SET TASK: Answer with a single number: the count of lines that include the string "cuda".

(Excerpt from a dataset)
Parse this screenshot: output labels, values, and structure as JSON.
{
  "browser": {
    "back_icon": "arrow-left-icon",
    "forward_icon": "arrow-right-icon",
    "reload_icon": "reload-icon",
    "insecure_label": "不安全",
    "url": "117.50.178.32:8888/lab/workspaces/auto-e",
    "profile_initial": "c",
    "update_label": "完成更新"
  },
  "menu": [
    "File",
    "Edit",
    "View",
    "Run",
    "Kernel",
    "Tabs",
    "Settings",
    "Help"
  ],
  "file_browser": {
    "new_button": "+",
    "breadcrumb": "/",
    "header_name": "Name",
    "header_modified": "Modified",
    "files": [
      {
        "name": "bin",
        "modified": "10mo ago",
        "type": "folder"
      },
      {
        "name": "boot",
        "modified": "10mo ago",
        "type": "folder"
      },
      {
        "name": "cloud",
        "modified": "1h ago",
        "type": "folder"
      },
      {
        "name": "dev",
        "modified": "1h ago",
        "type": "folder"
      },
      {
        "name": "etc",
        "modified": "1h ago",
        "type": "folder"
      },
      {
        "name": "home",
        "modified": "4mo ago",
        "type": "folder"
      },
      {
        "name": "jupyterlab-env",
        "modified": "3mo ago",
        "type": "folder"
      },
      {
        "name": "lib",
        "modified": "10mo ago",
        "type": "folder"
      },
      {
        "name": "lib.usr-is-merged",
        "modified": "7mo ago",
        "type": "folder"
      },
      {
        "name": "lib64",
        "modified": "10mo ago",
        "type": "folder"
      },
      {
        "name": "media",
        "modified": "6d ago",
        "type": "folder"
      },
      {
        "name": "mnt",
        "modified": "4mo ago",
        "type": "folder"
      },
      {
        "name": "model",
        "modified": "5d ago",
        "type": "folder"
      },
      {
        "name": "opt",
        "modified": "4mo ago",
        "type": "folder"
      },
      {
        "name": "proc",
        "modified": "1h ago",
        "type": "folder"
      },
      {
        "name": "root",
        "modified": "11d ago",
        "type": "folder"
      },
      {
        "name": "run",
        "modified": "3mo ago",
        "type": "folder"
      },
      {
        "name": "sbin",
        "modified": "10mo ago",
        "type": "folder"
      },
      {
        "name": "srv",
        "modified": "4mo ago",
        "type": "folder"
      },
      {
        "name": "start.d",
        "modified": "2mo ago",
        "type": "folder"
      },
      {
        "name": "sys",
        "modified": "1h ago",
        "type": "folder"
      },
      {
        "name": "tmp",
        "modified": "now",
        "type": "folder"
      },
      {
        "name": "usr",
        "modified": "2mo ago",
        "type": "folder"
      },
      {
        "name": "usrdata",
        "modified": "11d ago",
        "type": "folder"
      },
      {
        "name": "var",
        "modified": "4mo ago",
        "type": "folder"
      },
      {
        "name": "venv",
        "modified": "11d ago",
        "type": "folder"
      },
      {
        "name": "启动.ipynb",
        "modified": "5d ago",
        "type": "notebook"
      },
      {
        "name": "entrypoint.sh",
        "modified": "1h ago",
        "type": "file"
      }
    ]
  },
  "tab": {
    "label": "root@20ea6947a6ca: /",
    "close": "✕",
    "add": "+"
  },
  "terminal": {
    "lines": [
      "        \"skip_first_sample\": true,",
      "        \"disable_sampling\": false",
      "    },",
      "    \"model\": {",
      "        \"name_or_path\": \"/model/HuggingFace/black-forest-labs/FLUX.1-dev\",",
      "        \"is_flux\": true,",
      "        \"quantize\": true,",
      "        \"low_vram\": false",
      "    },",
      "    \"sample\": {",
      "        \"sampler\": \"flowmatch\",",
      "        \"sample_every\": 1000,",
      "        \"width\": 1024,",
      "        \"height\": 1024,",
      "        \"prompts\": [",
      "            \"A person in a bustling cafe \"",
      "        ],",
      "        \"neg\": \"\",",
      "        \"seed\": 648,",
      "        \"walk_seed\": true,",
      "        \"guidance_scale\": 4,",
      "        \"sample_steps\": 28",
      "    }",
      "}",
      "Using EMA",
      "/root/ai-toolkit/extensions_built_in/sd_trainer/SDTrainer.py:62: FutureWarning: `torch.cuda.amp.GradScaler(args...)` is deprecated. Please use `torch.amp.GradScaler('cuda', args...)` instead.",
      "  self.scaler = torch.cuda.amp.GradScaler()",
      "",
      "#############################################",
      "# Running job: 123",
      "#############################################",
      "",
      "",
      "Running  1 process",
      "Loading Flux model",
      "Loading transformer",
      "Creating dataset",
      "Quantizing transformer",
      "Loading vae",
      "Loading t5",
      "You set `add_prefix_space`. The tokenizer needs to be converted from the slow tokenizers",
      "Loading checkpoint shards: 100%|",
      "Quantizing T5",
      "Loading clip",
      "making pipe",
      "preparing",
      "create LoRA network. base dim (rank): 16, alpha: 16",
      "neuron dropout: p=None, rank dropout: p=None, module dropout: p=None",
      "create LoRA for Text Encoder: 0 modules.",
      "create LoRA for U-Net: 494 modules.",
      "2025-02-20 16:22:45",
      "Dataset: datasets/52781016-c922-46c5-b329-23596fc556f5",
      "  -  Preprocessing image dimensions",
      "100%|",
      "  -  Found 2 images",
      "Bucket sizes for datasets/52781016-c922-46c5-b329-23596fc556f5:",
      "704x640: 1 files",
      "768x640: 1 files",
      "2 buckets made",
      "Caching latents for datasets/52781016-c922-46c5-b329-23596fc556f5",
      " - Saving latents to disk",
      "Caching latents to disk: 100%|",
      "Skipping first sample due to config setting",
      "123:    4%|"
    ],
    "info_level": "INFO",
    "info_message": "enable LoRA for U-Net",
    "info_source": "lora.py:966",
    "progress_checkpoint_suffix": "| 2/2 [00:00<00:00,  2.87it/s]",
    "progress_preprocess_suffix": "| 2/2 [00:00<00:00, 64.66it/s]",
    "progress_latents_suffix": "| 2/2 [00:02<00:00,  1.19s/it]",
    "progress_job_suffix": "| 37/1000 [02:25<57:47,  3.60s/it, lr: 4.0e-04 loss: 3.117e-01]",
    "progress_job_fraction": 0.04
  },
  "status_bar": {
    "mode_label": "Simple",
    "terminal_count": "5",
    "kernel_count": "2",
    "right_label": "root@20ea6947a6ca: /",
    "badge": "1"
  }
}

RESULT: 2